Exercise: Every record here should be printed again exactly.

--- Records shown ---

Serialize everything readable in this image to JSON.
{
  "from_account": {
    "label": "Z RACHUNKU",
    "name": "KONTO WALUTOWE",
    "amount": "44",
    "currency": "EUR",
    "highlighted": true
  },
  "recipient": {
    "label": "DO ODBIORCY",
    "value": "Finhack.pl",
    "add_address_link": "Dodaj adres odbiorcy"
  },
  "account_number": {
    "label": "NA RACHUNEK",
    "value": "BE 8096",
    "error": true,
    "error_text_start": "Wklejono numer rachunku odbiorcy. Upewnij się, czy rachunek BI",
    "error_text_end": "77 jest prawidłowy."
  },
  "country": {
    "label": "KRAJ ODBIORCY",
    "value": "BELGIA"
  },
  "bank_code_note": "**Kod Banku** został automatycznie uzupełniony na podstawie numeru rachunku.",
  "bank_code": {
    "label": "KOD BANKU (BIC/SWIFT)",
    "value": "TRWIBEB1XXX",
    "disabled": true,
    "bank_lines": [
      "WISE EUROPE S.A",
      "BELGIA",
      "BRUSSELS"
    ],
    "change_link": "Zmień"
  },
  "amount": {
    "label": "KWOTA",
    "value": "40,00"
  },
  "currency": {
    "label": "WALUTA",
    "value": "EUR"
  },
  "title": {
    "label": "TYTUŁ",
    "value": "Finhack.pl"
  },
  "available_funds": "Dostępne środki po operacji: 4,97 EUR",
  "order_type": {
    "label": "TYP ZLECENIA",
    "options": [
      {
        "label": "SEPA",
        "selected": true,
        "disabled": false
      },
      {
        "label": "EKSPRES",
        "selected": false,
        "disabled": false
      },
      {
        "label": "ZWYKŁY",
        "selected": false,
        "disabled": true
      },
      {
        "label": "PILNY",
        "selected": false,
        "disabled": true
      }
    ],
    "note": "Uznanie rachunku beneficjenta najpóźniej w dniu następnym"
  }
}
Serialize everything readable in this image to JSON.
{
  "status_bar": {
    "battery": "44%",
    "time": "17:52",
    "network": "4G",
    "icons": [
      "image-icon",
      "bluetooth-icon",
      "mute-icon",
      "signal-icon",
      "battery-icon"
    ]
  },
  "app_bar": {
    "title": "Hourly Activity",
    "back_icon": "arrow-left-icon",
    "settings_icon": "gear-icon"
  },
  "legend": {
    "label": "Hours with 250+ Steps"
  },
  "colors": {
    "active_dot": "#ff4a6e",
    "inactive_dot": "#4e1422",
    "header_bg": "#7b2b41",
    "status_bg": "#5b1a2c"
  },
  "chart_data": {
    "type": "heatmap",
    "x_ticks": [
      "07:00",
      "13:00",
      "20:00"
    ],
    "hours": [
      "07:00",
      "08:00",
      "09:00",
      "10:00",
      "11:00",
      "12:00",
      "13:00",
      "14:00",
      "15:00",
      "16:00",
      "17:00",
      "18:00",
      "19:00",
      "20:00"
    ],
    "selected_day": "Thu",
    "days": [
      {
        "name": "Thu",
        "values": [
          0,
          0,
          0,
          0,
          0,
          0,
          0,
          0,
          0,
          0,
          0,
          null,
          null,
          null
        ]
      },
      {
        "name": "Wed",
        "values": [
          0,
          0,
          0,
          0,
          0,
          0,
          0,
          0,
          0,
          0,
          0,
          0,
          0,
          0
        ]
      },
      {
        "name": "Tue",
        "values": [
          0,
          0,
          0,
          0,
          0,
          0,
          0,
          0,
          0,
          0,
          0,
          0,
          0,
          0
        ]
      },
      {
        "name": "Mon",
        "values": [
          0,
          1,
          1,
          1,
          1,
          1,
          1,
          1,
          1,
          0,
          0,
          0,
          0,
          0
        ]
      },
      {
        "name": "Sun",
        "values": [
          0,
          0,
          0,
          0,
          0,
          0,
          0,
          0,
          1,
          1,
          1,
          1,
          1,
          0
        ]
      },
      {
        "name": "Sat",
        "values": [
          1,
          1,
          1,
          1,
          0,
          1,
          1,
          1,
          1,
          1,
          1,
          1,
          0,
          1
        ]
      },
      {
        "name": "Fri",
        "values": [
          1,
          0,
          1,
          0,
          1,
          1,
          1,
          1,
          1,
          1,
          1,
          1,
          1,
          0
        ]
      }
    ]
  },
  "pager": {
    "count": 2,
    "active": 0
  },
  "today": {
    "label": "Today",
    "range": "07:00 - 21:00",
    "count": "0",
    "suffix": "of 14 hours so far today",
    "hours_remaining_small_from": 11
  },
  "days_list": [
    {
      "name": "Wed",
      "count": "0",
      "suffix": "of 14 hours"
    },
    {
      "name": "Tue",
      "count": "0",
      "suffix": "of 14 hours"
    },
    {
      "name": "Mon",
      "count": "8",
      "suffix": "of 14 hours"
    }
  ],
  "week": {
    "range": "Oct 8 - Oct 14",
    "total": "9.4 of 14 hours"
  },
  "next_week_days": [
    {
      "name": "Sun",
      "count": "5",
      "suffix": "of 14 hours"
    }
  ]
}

---

Final result:
Serialize everything readable in this image to JSON.
{
  "from_account": {
    "label": "Z RACHUNKU",
    "name": "KONTO WALUTOWE",
    "amount": "44",
    "currency": "EUR",
    "highlighted": true
  },
  "recipient": {
    "label": "DO ODBIORCY",
    "value": "Finhack.pl",
    "add_address_link": "Dodaj adres odbiorcy"
  },
  "account_number": {
    "label": "NA RACHUNEK",
    "value": "BE 8096",
    "error": true,
    "error_text_start": "Wklejono numer rachunku odbiorcy. Upewnij się, czy rachunek BI",
    "error_text_end": "77 jest prawidłowy."
  },
  "country": {
    "label": "KRAJ ODBIORCY",
    "value": "BELGIA"
  },
  "bank_code_note": "**Kod Banku** został automatycznie uzupełniony na podstawie numeru rachunku.",
  "bank_code": {
    "label": "KOD BANKU (BIC/SWIFT)",
    "value": "TRWIBEB1XXX",
    "disabled": true,
    "bank_lines": [
      "WISE EUROPE S.A",
      "BELGIA",
      "BRUSSELS"
    ],
    "change_link": "Zmień"
  },
  "amount": {
    "label": "KWOTA",
    "value": "40,00"
  },
  "currency": {
    "label": "WALUTA",
    "value": "EUR"
  },
  "title": {
    "label": "TYTUŁ",
    "value": "Finhack.pl"
  },
  "available_funds": "Dostępne środki po operacji: 4,97 EUR",
  "order_type": {
    "label": "TYP ZLECENIA",
    "options": [
      {
        "label": "SEPA",
        "selected": true,
        "disabled": false
      },
      {
        "label": "EKSPRES",
        "selected": false,
        "disabled": false
      },
      {
        "label": "ZWYKŁY",
        "selected": false,
        "disabled": true
      },
      {
        "label": "PILNY",
        "selected": false,
        "disabled": true
      }
    ],
    "note": "Uznanie rachunku beneficjenta najpóźniej w dniu następnym"
  }
}
Serialize everything readable in this image to JSON.
{
  "status_bar": {
    "battery": "44%",
    "time": "17:52",
    "network": "4G",
    "icons": [
      "image-icon",
      "bluetooth-icon",
      "mute-icon",
      "signal-icon",
      "battery-icon"
    ]
  },
  "app_bar": {
    "title": "Hourly Activity",
    "back_icon": "arrow-left-icon",
    "settings_icon": "gear-icon"
  },
  "legend": {
    "label": "Hours with 250+ Steps"
  },
  "colors": {
    "active_dot": "#ff4a6e",
    "inactive_dot": "#4e1422",
    "header_bg": "#7b2b41",
    "status_bg": "#5b1a2c"
  },
  "chart_data": {
    "type": "heatmap",
    "x_ticks": [
      "07:00",
      "13:00",
      "20:00"
    ],
    "hours": [
      "07:00",
      "08:00",
      "09:00",
      "10:00",
      "11:00",
      "12:00",
      "13:00",
      "14:00",
      "15:00",
      "16:00",
      "17:00",
      "18:00",
      "19:00",
      "20:00"
    ],
    "selected_day": "Thu",
    "days": [
      {
        "name": "Thu",
        "values": [
          0,
          0,
          0,
          0,
          0,
          0,
          0,
          0,
          0,
          0,
          0,
          null,
          null,
          null
        ]
      },
      {
        "name": "Wed",
        "values": [
          0,
          0,
          0,
          0,
          0,
          0,
          0,
          0,
          0,
          0,
          0,
          0,
          0,
          0
        ]
      },
      {
        "name": "Tue",
        "values": [
          0,
          0,
          0,
          0,
          0,
          0,
          0,
          0,
          0,
          0,
          0,
          0,
          0,
          0
        ]
      },
      {
        "name": "Mon",
        "values": [
          0,
          1,
          1,
          1,
          1,
          1,
          1,
          1,
          1,
          0,
          0,
          0,
          0,
          0
        ]
      },
      {
        "name": "Sun",
        "values": [
          0,
          0,
          0,
          0,
          0,
          0,
          0,
          0,
          1,
          1,
          1,
          1,
          1,
          0
        ]
      },
      {
        "name": "Sat",
        "values": [
          1,
          1,
          1,
          1,
          0,
          1,
          1,
          1,
          1,
          1,
          1,
          1,
          0,
          1
        ]
      },
      {
        "name": "Fri",
        "values": [
          1,
          0,
          1,
          0,
          1,
          1,
          1,
          1,
          1,
          1,
          1,
          1,
          1,
          0
        ]
      }
    ]
  },
  "pager": {
    "count": 2,
    "active": 0
  },
  "today": {
    "label": "Today",
    "range": "07:00 - 21:00",
    "count": "0",
    "suffix": "of 14 hours so far today",
    "hours_remaining_small_from": 11
  },
  "days_list": [
    {
      "name": "Wed",
      "count": "0",
      "suffix": "of 14 hours"
    },
    {
      "name": "Tue",
      "count": "0",
      "suffix": "of 14 hours"
    },
    {
      "name": "Mon",
      "count": "8",
      "suffix": "of 14 hours"
    }
  ],
  "week": {
    "range": "Oct 8 - Oct 14",
    "total": "9.4 of 14 hours"
  },
  "next_week_days": [
    {
      "name": "Sun",
      "count": "5",
      "suffix": "of 14 hours"
    }
  ]
}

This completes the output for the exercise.